-------- TASK INPUTS --------

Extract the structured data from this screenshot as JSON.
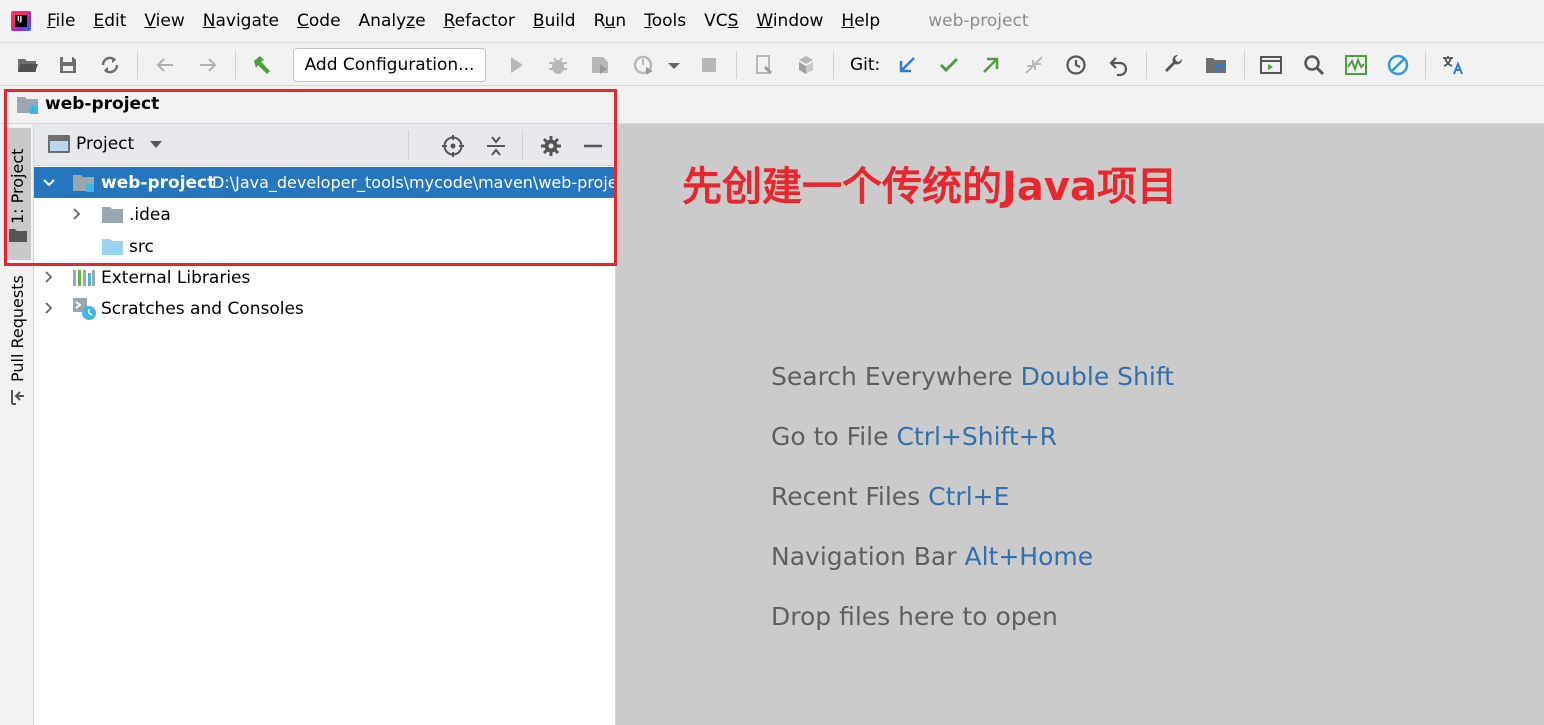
{
  "menubar": {
    "items": [
      {
        "pre": "",
        "u": "F",
        "post": "ile"
      },
      {
        "pre": "",
        "u": "E",
        "post": "dit"
      },
      {
        "pre": "",
        "u": "V",
        "post": "iew"
      },
      {
        "pre": "",
        "u": "N",
        "post": "avigate"
      },
      {
        "pre": "",
        "u": "C",
        "post": "ode"
      },
      {
        "pre": "Analy",
        "u": "z",
        "post": "e"
      },
      {
        "pre": "",
        "u": "R",
        "post": "efactor"
      },
      {
        "pre": "",
        "u": "B",
        "post": "uild"
      },
      {
        "pre": "R",
        "u": "u",
        "post": "n"
      },
      {
        "pre": "",
        "u": "T",
        "post": "ools"
      },
      {
        "pre": "VC",
        "u": "S",
        "post": ""
      },
      {
        "pre": "",
        "u": "W",
        "post": "indow"
      },
      {
        "pre": "",
        "u": "H",
        "post": "elp"
      }
    ],
    "window_title": "web-project"
  },
  "toolbar": {
    "add_configuration_label": "Add Configuration...",
    "git_label": "Git:",
    "icons": [
      "open-icon",
      "save-icon",
      "sync-icon",
      "back-icon",
      "forward-icon",
      "build-icon",
      "run-icon",
      "debug-icon",
      "coverage-icon",
      "profile-icon",
      "stop-icon",
      "attach-icon",
      "services-icon",
      "vcs-update-icon",
      "vcs-commit-icon",
      "vcs-push-icon",
      "vcs-merge-icon",
      "history-icon",
      "rollback-icon",
      "settings-icon",
      "project-structure-icon",
      "terminal-icon",
      "search-icon",
      "monitor-icon",
      "power-save-icon",
      "translate-icon"
    ]
  },
  "navbar": {
    "project_name": "web-project"
  },
  "left_strip": {
    "project_tab": "1: Project",
    "pull_requests_tab": "Pull Requests"
  },
  "project_panel": {
    "view_title": "Project",
    "tree": [
      {
        "label": "web-project",
        "path": "D:\\Java_developer_tools\\mycode\\maven\\web-project",
        "selected": true,
        "expanded": true
      },
      {
        "label": ".idea",
        "expanded": false
      },
      {
        "label": "src"
      },
      {
        "label": "External Libraries",
        "expanded": false
      },
      {
        "label": "Scratches and Consoles",
        "expanded": false
      }
    ]
  },
  "editor": {
    "annotation": "先创建一个传统的Java项目",
    "annotation_color": "#e8262e",
    "hints": [
      {
        "text": "Search Everywhere",
        "key": "Double Shift"
      },
      {
        "text": "Go to File",
        "key": "Ctrl+Shift+R"
      },
      {
        "text": "Recent Files",
        "key": "Ctrl+E"
      },
      {
        "text": "Navigation Bar",
        "key": "Alt+Home"
      },
      {
        "text": "Drop files here to open",
        "key": ""
      }
    ]
  },
  "colors": {
    "selection": "#2675bf",
    "shortcut_key": "#336fab",
    "highlight_box": "#e8262e"
  }
}
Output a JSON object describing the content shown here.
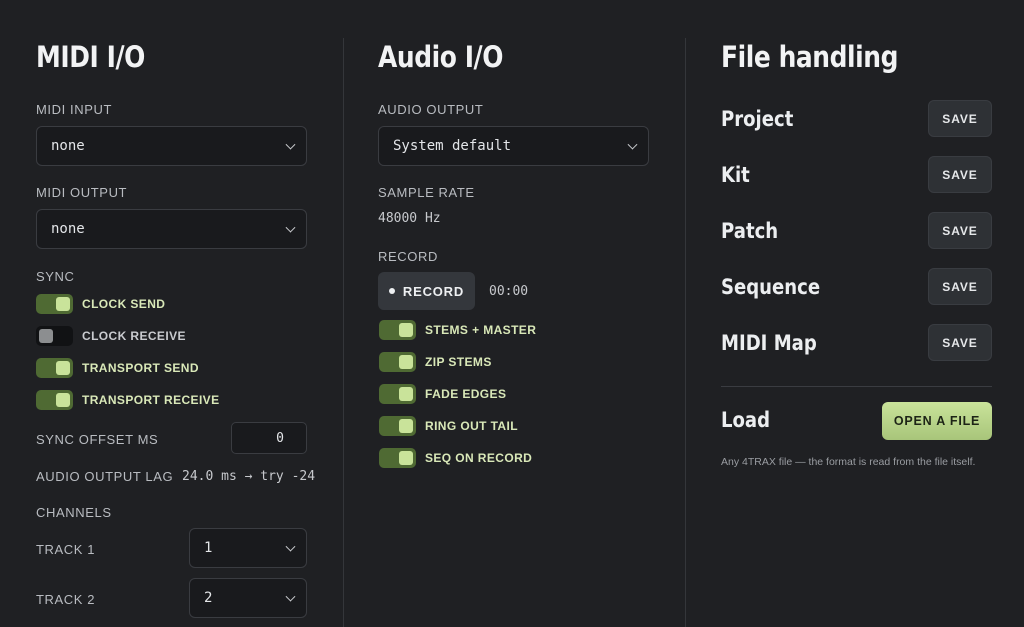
{
  "midi": {
    "heading": "MIDI I/O",
    "midi_input_label": "MIDI INPUT",
    "midi_input_value": "none",
    "midi_output_label": "MIDI OUTPUT",
    "midi_output_value": "none",
    "sync_label": "SYNC",
    "sync_toggles": [
      {
        "label": "CLOCK SEND",
        "on": true
      },
      {
        "label": "CLOCK RECEIVE",
        "on": false
      },
      {
        "label": "TRANSPORT SEND",
        "on": true
      },
      {
        "label": "TRANSPORT RECEIVE",
        "on": true
      }
    ],
    "sync_offset_label": "SYNC OFFSET MS",
    "sync_offset_value": "0",
    "audio_output_lag_label": "AUDIO OUTPUT LAG",
    "audio_output_lag_value": "24.0 ms → try -24",
    "channels_label": "CHANNELS",
    "tracks": [
      {
        "label": "TRACK 1",
        "value": "1"
      },
      {
        "label": "TRACK 2",
        "value": "2"
      }
    ]
  },
  "audio": {
    "heading": "Audio I/O",
    "audio_output_label": "AUDIO OUTPUT",
    "audio_output_value": "System default",
    "sample_rate_label": "SAMPLE RATE",
    "sample_rate_value": "48000 Hz",
    "record_label": "RECORD",
    "record_button": "RECORD",
    "record_time": "00:00",
    "record_toggles": [
      {
        "label": "STEMS + MASTER",
        "on": true
      },
      {
        "label": "ZIP STEMS",
        "on": true
      },
      {
        "label": "FADE EDGES",
        "on": true
      },
      {
        "label": "RING OUT TAIL",
        "on": true
      },
      {
        "label": "SEQ ON RECORD",
        "on": true
      }
    ]
  },
  "files": {
    "heading": "File handling",
    "items": [
      {
        "name": "Project",
        "button": "SAVE"
      },
      {
        "name": "Kit",
        "button": "SAVE"
      },
      {
        "name": "Patch",
        "button": "SAVE"
      },
      {
        "name": "Sequence",
        "button": "SAVE"
      },
      {
        "name": "MIDI Map",
        "button": "SAVE"
      }
    ],
    "load_label": "Load",
    "open_button": "OPEN A FILE",
    "hint": "Any 4TRAX file — the format is read from the file itself."
  },
  "colors": {
    "background": "#1f2023",
    "accent": "#c9e39a",
    "toggle_on": "#4f6a33"
  }
}
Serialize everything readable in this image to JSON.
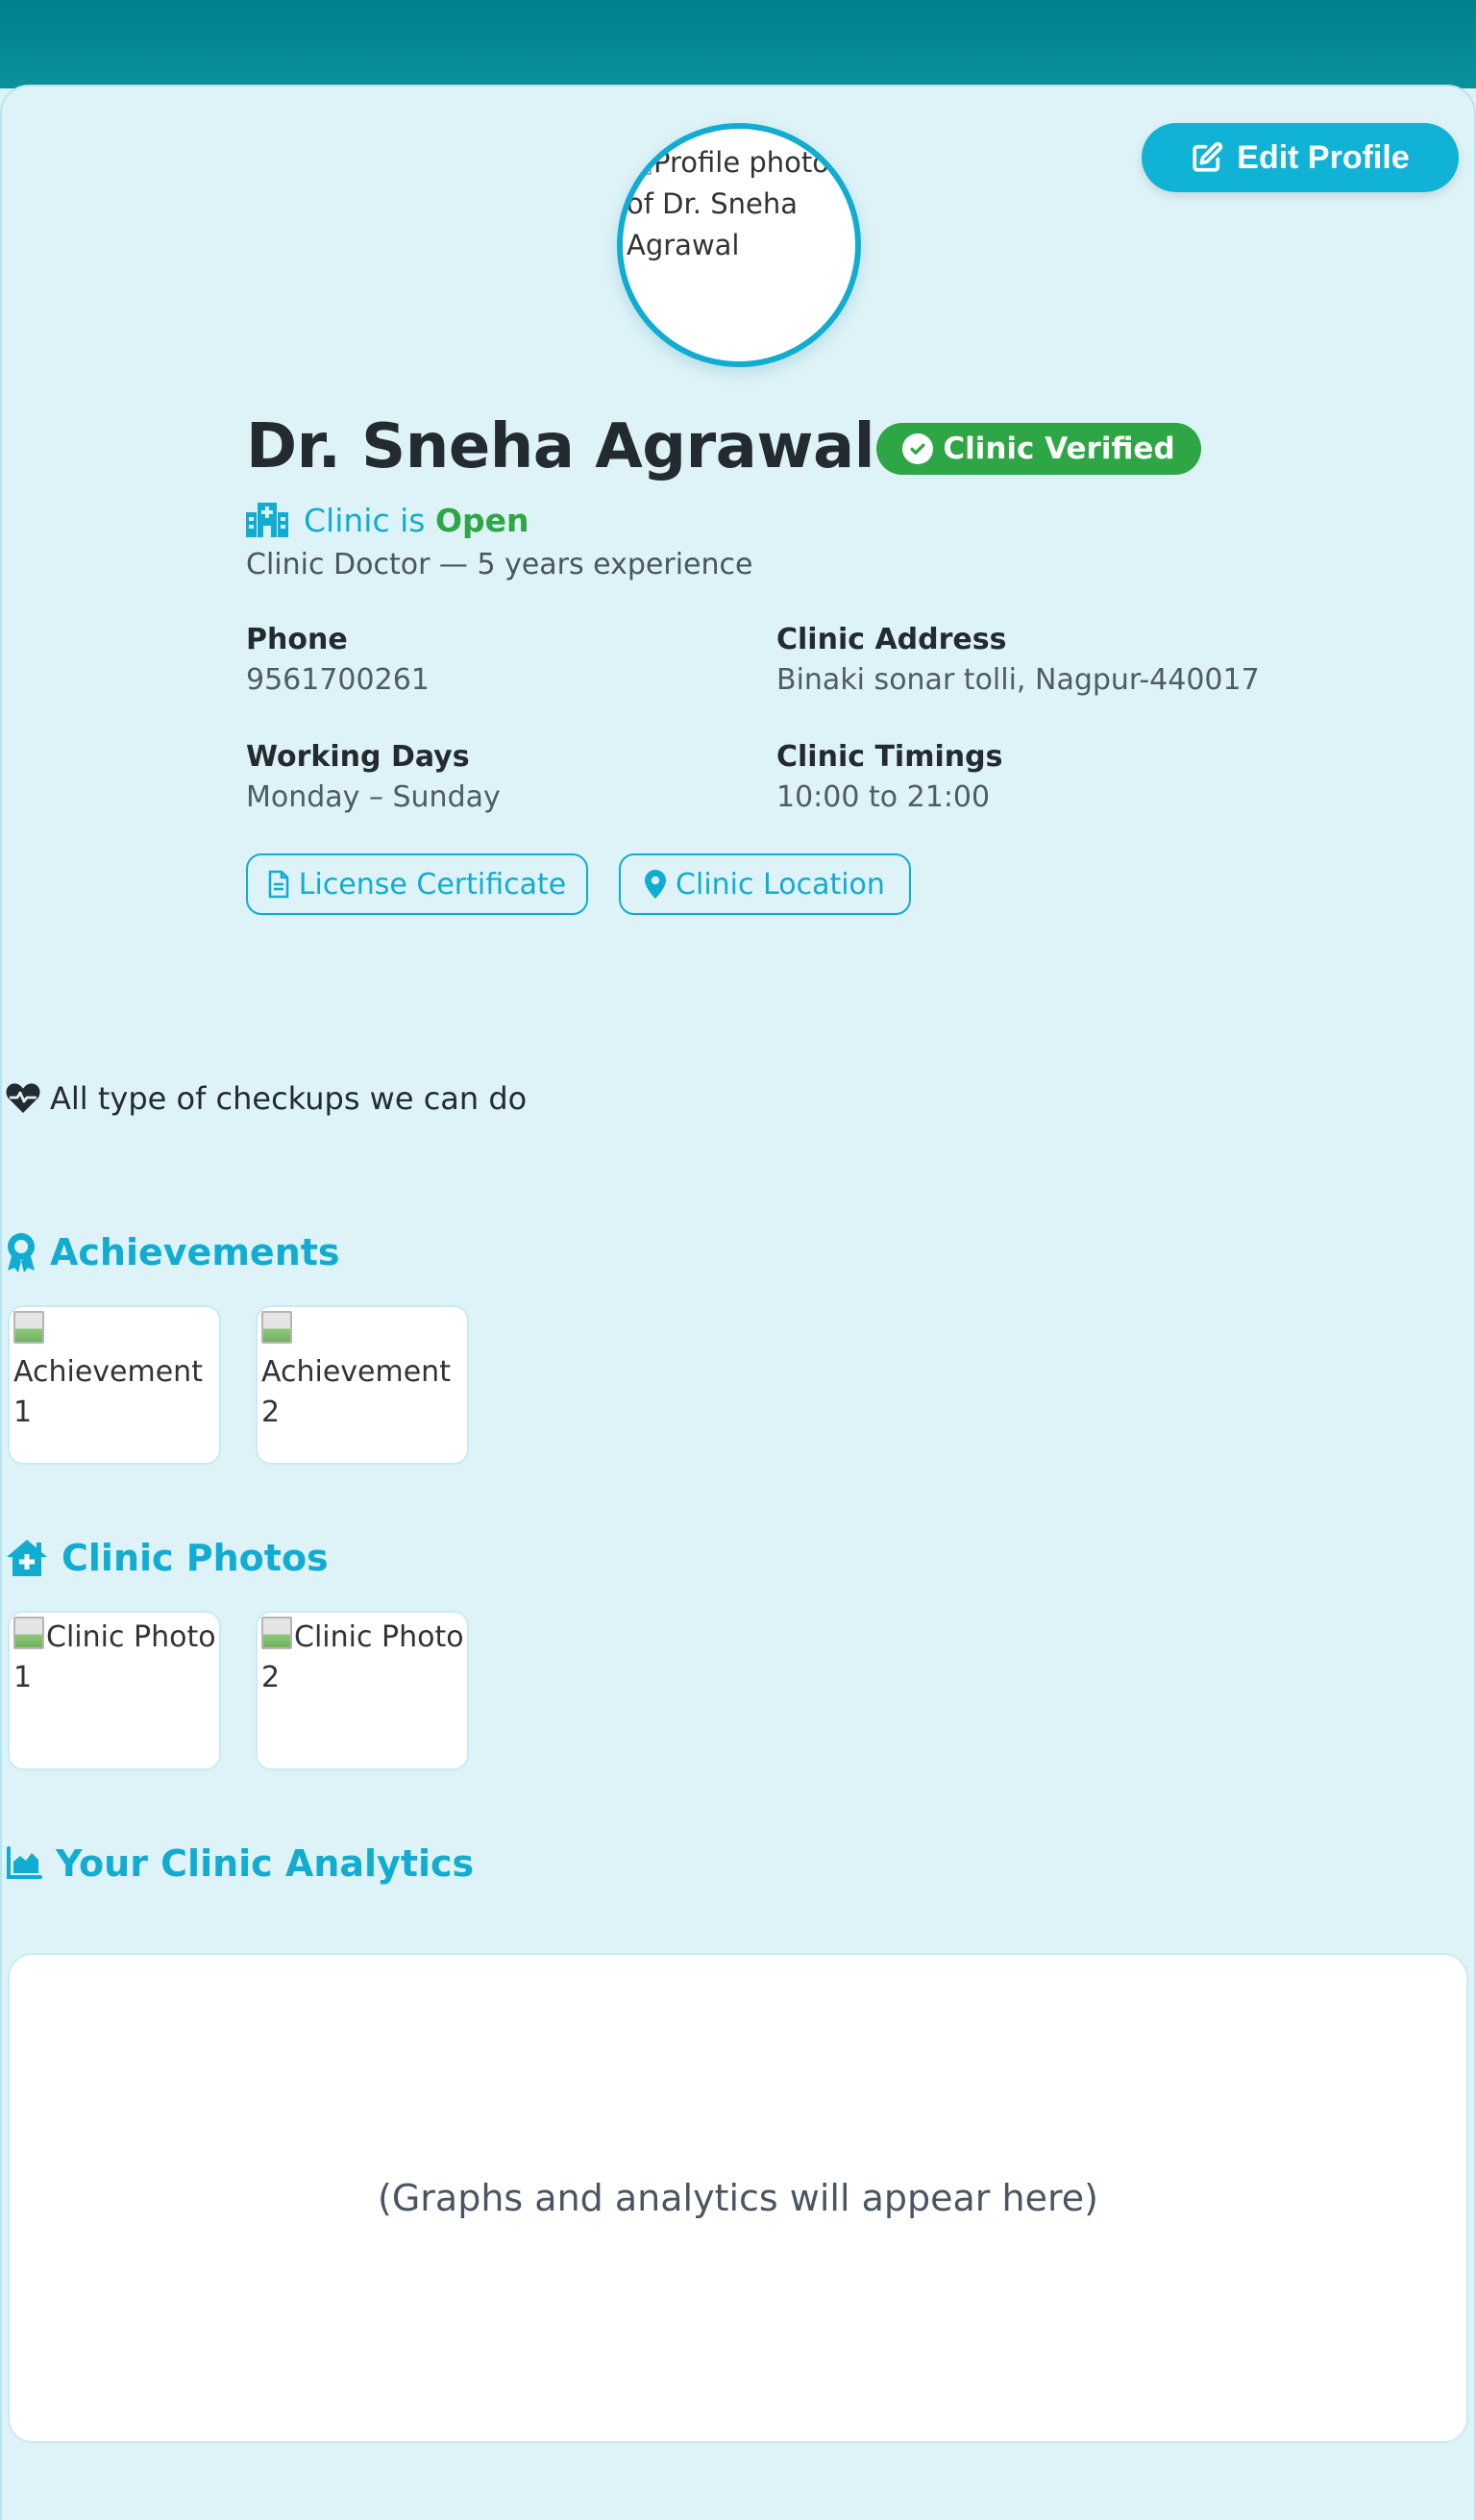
{
  "header": {
    "edit_profile_label": "Edit Profile"
  },
  "profile": {
    "photo_alt": "Profile photo of Dr. Sneha Agrawal",
    "name": "Dr. Sneha Agrawal",
    "verified_badge": "Clinic Verified",
    "clinic_status_prefix": "Clinic is",
    "clinic_status": "Open",
    "specialty": "Clinic Doctor — 5 years experience"
  },
  "info": {
    "phone_label": "Phone",
    "phone_value": "9561700261",
    "address_label": "Clinic Address",
    "address_value": "Binaki sonar tolli, Nagpur-440017",
    "days_label": "Working Days",
    "days_value": "Monday – Sunday",
    "timings_label": "Clinic Timings",
    "timings_value": "10:00 to 21:00"
  },
  "actions": {
    "license_label": "License Certificate",
    "location_label": "Clinic Location"
  },
  "about": {
    "text": "All type of checkups we can do"
  },
  "achievements": {
    "title": "Achievements",
    "items": [
      {
        "alt": "Achievement 1"
      },
      {
        "alt": "Achievement 2"
      }
    ]
  },
  "clinic_photos": {
    "title": "Clinic Photos",
    "items": [
      {
        "alt": "Clinic Photo 1"
      },
      {
        "alt": "Clinic Photo 2"
      }
    ]
  },
  "analytics": {
    "title": "Your Clinic Analytics",
    "placeholder": "(Graphs and analytics will appear here)"
  },
  "colors": {
    "header_teal": "#00808e",
    "accent": "#10acd1",
    "success": "#2ea645",
    "card_bg": "#def3f8"
  },
  "icons": {
    "edit": "edit-icon",
    "verified": "check-circle-icon",
    "clinic": "hospital-icon",
    "license": "file-icon",
    "location": "map-pin-icon",
    "about": "heart-pulse-icon",
    "achievements": "award-icon",
    "clinic_photos": "clinic-house-icon",
    "analytics": "area-chart-icon"
  }
}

--------

- _EXERCISE_: Extract every line from the records above that contains the word "text".

- _THE COMPLETED TASK_:
        "text": "Search Everywhere",
        "text": "Go to File",
        "text": "Recent Files",
        "text": "Navigation Bar",
        "text": "Drop files here to open",
    "text": "All type of checkups we can do"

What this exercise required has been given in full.